Present each line of the entries below that holds the word "Англіи".

#### Given entries:
>> BEGIN

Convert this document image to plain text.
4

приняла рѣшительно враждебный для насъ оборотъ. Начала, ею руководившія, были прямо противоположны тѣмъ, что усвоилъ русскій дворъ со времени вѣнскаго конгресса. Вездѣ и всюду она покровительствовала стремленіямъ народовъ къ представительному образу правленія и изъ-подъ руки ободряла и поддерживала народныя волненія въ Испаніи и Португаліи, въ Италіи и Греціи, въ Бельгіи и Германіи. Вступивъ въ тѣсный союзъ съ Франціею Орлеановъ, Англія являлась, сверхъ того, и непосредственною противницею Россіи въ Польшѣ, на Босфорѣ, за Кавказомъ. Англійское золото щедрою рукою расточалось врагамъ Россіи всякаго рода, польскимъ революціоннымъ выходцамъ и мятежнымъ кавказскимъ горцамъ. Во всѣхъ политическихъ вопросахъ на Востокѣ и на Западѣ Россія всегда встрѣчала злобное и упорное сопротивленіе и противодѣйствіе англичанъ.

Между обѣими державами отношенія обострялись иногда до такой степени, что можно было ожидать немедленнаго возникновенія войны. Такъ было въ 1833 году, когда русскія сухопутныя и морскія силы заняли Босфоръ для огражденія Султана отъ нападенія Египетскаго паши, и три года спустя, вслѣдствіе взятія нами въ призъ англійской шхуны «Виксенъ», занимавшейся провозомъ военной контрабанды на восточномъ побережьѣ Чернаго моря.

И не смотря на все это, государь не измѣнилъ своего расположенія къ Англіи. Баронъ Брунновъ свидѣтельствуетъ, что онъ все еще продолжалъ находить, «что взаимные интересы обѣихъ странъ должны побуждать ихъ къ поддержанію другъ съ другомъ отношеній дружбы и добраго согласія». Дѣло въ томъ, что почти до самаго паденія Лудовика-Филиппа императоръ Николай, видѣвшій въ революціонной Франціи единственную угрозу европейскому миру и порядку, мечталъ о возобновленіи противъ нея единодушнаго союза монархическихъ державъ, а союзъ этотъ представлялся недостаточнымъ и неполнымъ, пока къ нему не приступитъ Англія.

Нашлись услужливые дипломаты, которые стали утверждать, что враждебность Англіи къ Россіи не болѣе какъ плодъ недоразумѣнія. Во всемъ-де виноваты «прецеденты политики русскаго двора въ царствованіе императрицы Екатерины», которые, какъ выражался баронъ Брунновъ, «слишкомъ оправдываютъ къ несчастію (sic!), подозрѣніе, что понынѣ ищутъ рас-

>> END

#### The result:
И не смотря на все это, государь не измѣнилъ своего расположенія къ Англіи. Баронъ Брунновъ свидѣтельствуетъ, что онъ все еще продолжалъ находить, «что взаимные интересы обѣихъ странъ должны побуждать ихъ къ поддержанію другъ съ другомъ отношеній дружбы и добраго согласія». Дѣло въ томъ, что почти до самаго паденія Лудовика-Филиппа императоръ Николай, видѣвшій въ революціонной Франціи единственную угрозу европейскому миру и порядку, мечталъ о возобновленіи противъ нея единодушнаго союза монархическихъ державъ, а союзъ этотъ представлялся недостаточнымъ и неполнымъ, пока къ нему не приступитъ Англія.
Нашлись услужливые дипломаты, которые стали утверждать, что враждебность Англіи къ Россіи не болѣе какъ плодъ недоразумѣнія. Во всемъ-де виноваты «прецеденты политики русскаго двора въ царствованіе императрицы Екатерины», которые, какъ выражался баронъ Брунновъ, «слишкомъ оправдываютъ къ несчастію (sic!), подозрѣніе, что понынѣ ищутъ рас-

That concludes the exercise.